— begin DATA LINES —

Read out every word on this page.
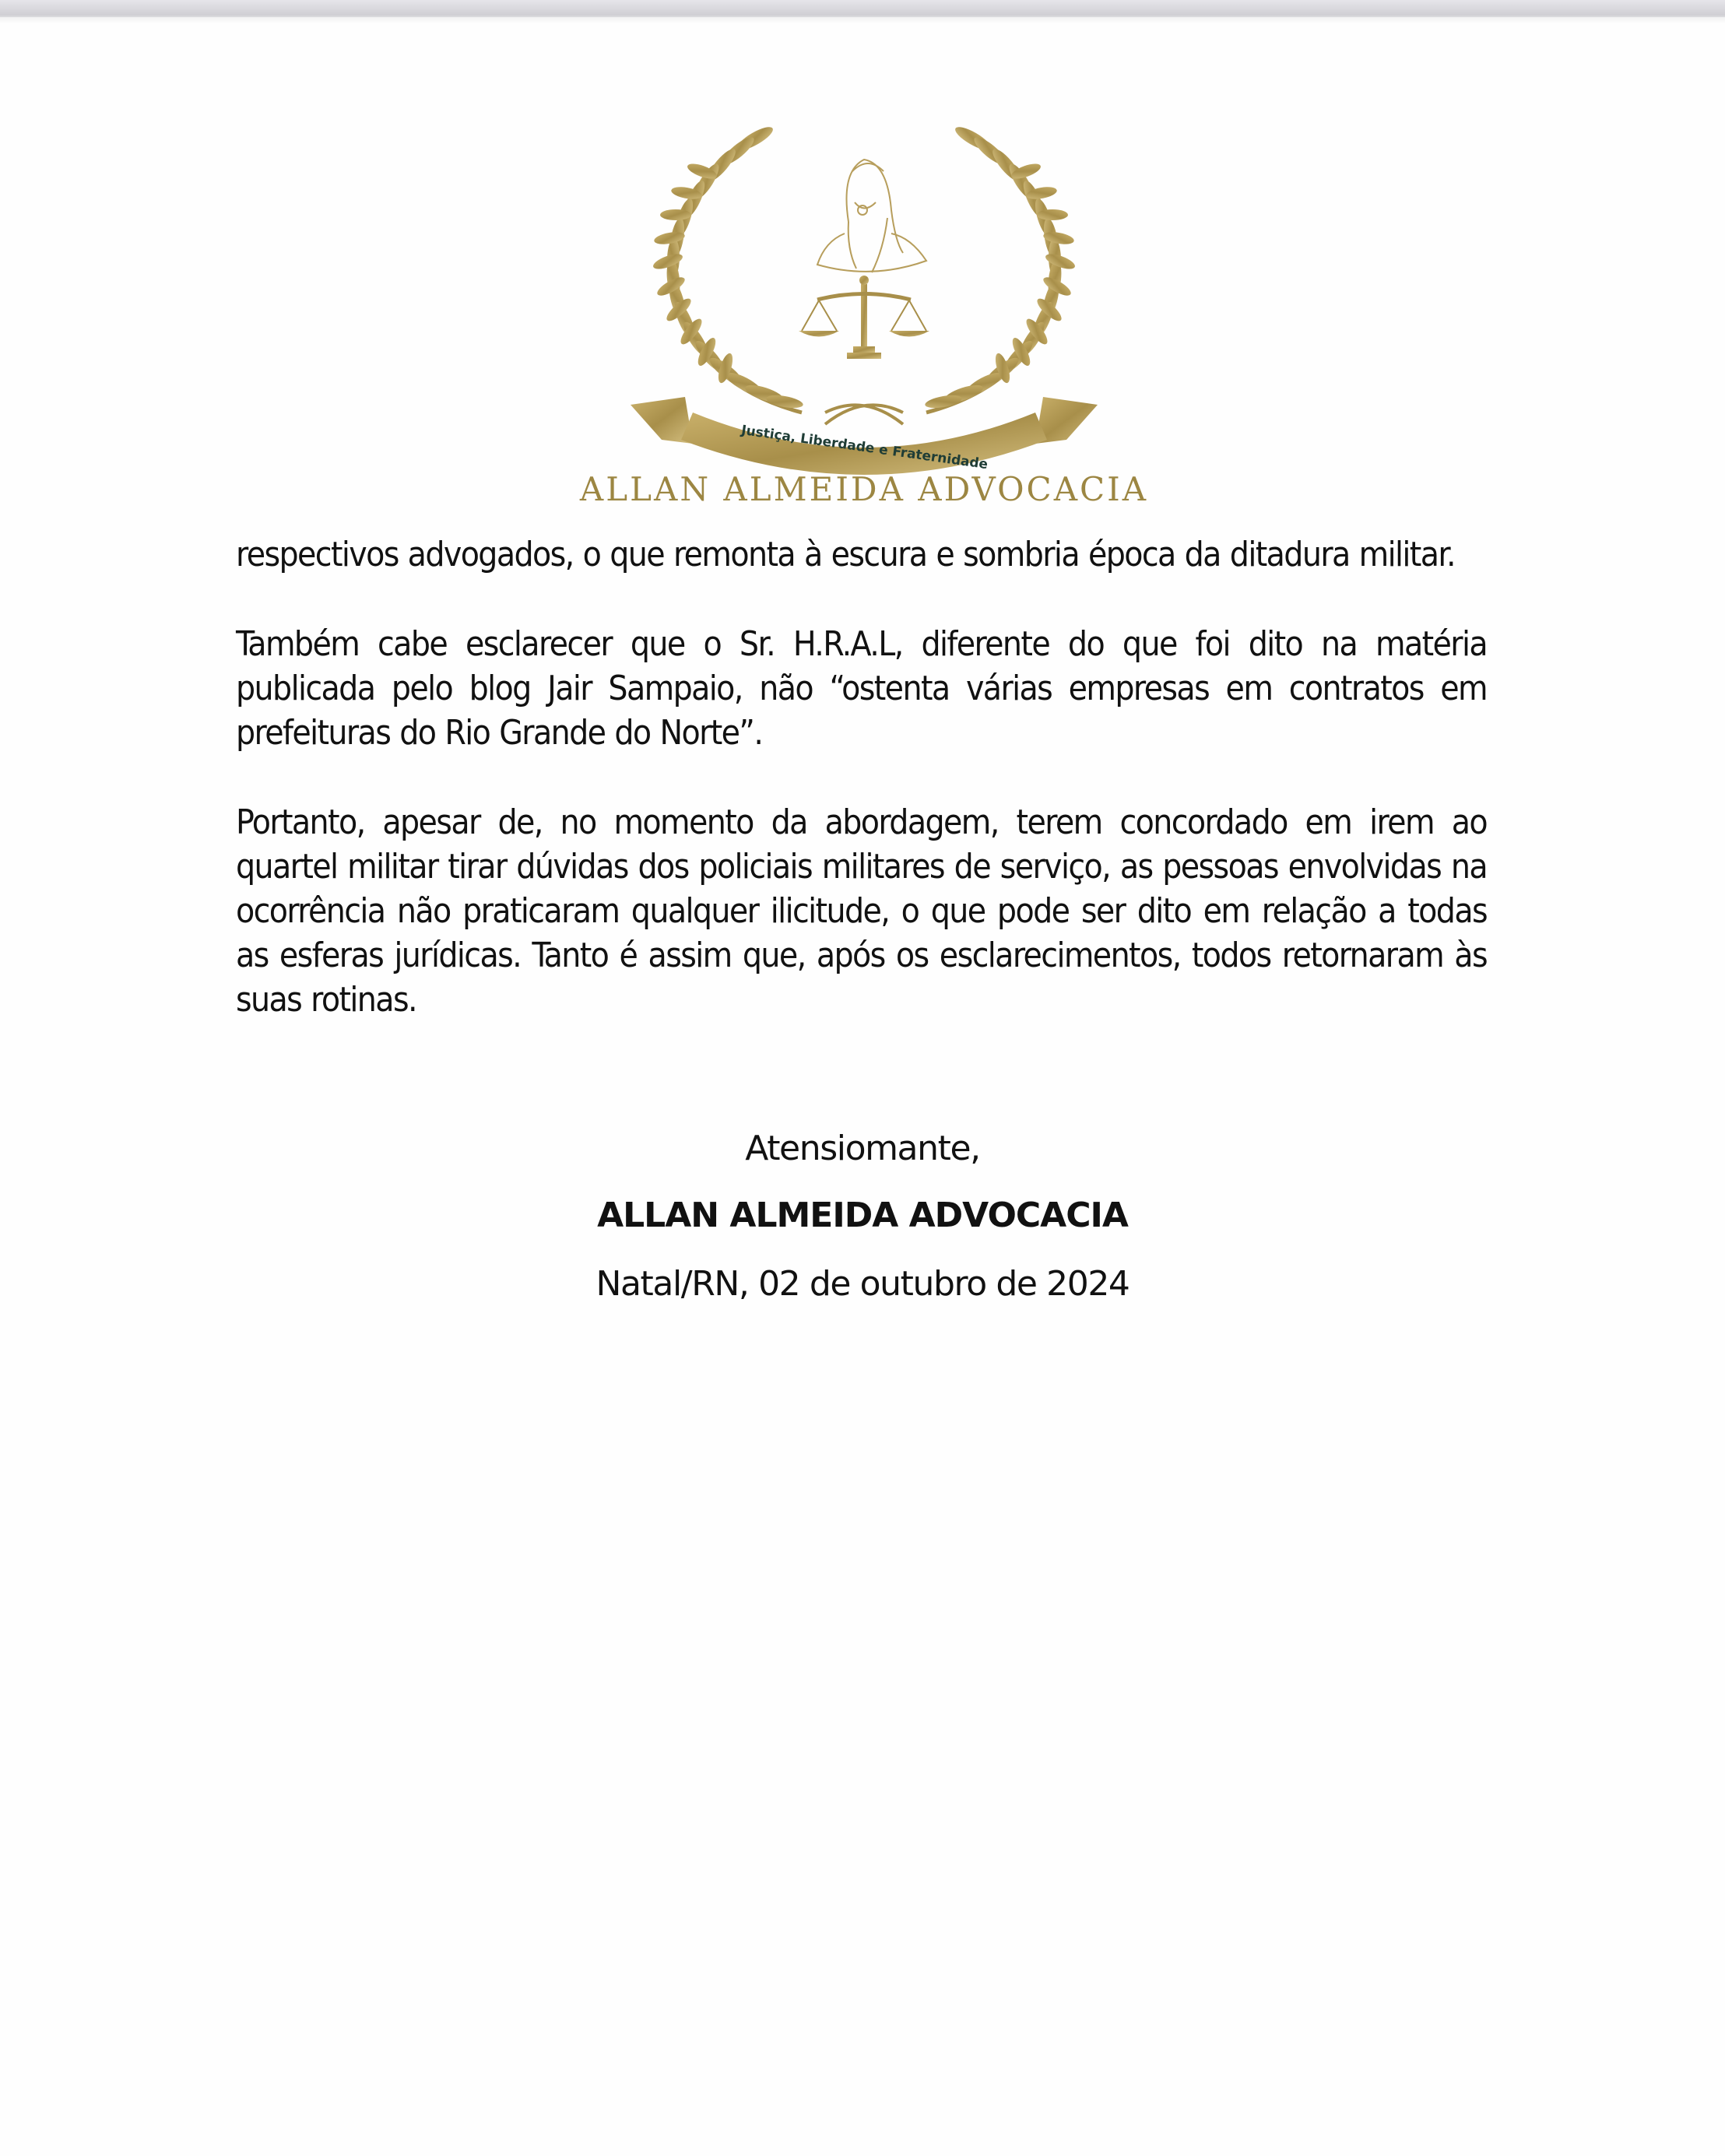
Justiça, Liberdade e Fraternidade
ALLAN ALMEIDA ADVOCACIA

respectivos advogados, o que remonta à escura e sombria época da ditadura militar.

Também cabe esclarecer que o Sr. H.R.A.L, diferente do que foi dito na matéria publicada pelo blog Jair Sampaio, não “ostenta várias empresas em contratos em prefeituras do Rio Grande do Norte”.

Portanto, apesar de, no momento da abordagem, terem concordado em irem ao quartel militar tirar dúvidas dos policiais militares de serviço, as pessoas envolvidas na ocorrência não praticaram qualquer ilicitude, o que pode ser dito em relação a todas as esferas jurídicas. Tanto é assim que, após os esclarecimentos, todos retornaram às suas rotinas.

Atensiomante,
ALLAN ALMEIDA ADVOCACIA
Natal/RN, 02 de outubro de 2024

— end DATA LINES —

Copy every entry word for word, but omit the pictures.

■ TASK ANSWER:
Read out every word on this page.
Justiça, Liberdade e Fraternidade
ALLAN ALMEIDA ADVOCACIA

respectivos advogados, o que remonta à escura e sombria época da ditadura militar.

Também cabe esclarecer que o Sr. H.R.A.L, diferente do que foi dito na matéria publicada pelo blog Jair Sampaio, não “ostenta várias empresas em contratos em prefeituras do Rio Grande do Norte”.

Portanto, apesar de, no momento da abordagem, terem concordado em irem ao quartel militar tirar dúvidas dos policiais militares de serviço, as pessoas envolvidas na ocorrência não praticaram qualquer ilicitude, o que pode ser dito em relação a todas as esferas jurídicas. Tanto é assim que, após os esclarecimentos, todos retornaram às suas rotinas.

Atensiomante,
ALLAN ALMEIDA ADVOCACIA
Natal/RN, 02 de outubro de 2024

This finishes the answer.